▶ Exercise goal:
Write out the material exactly. Do not include the pictures.

▶ Saved entries:

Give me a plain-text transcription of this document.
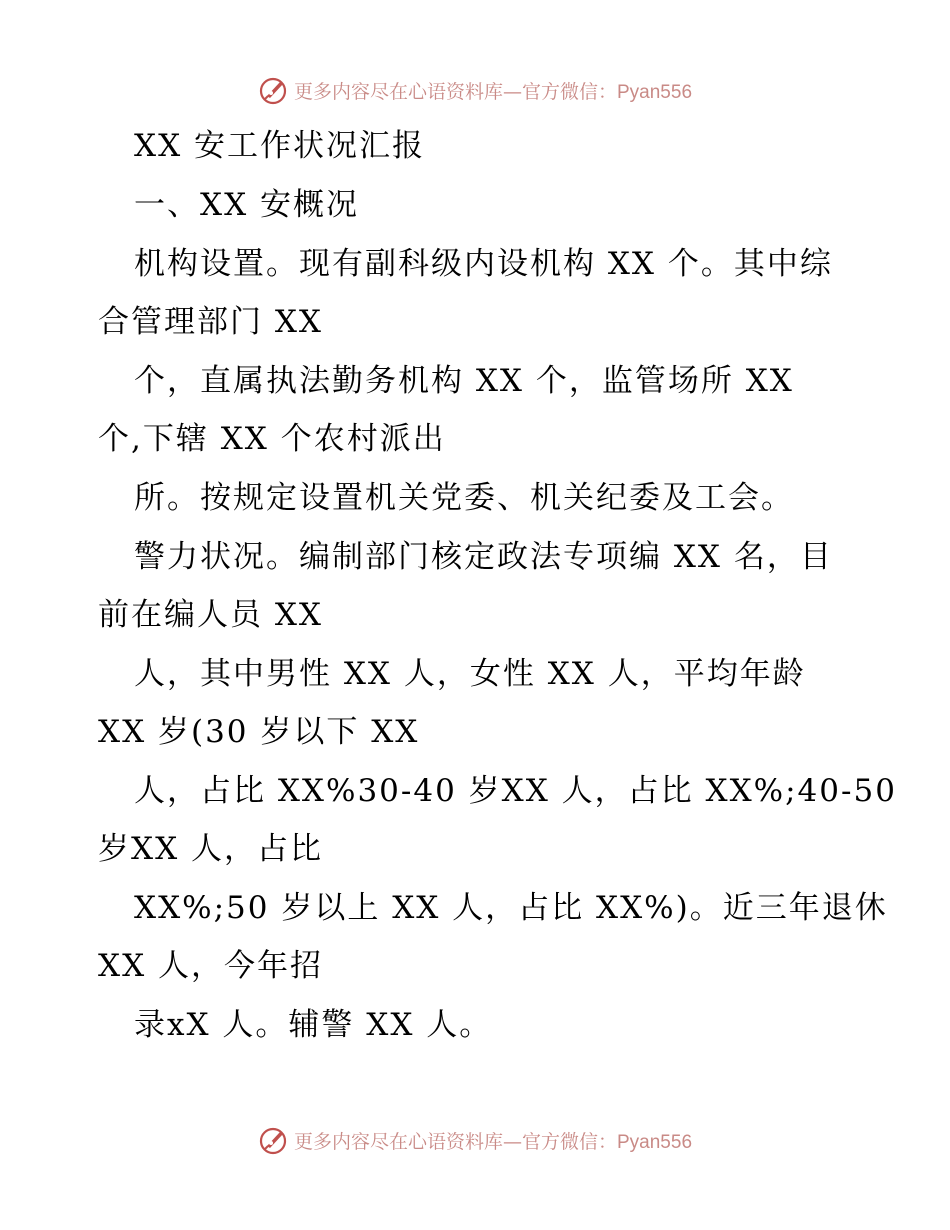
更多内容尽在心语资料库—官方微信：Pyan556
XX 安工作状况汇报
一、XX 安概况
机构设置。现有副科级内设机构 XX 个。其中综
合管理部门 XX
个，直属执法勤务机构 XX 个，监管场所 XX
个,下辖 XX 个农村派出
所。按规定设置机关党委、机关纪委及工会。
警力状况。编制部门核定政法专项编 XX 名，目
前在编人员 XX
人，其中男性 XX 人，女性 XX 人，平均年龄
XX 岁(30 岁以下 XX
人，占比 XX%30-40 岁XX 人，占比 XX%;40-50
岁XX 人，占比
XX%;50 岁以上 XX 人，占比 XX%)。近三年退休
XX 人，今年招
录xX 人。辅警 XX 人。
更多内容尽在心语资料库—官方微信：Pyan556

▶ Exercise response:
Give me a plain-text transcription of this document.
更多内容尽在心语资料库—官方微信：Pyan556
XX 安工作状况汇报
一、XX 安概况
机构设置。现有副科级内设机构 XX 个。其中综
合管理部门 XX
个，直属执法勤务机构 XX 个，监管场所 XX
个,下辖 XX 个农村派出
所。按规定设置机关党委、机关纪委及工会。
警力状况。编制部门核定政法专项编 XX 名，目
前在编人员 XX
人，其中男性 XX 人，女性 XX 人，平均年龄
XX 岁(30 岁以下 XX
人，占比 XX%30-40 岁XX 人，占比 XX%;40-50
岁XX 人，占比
XX%;50 岁以上 XX 人，占比 XX%)。近三年退休
XX 人，今年招
录xX 人。辅警 XX 人。
更多内容尽在心语资料库—官方微信：Pyan556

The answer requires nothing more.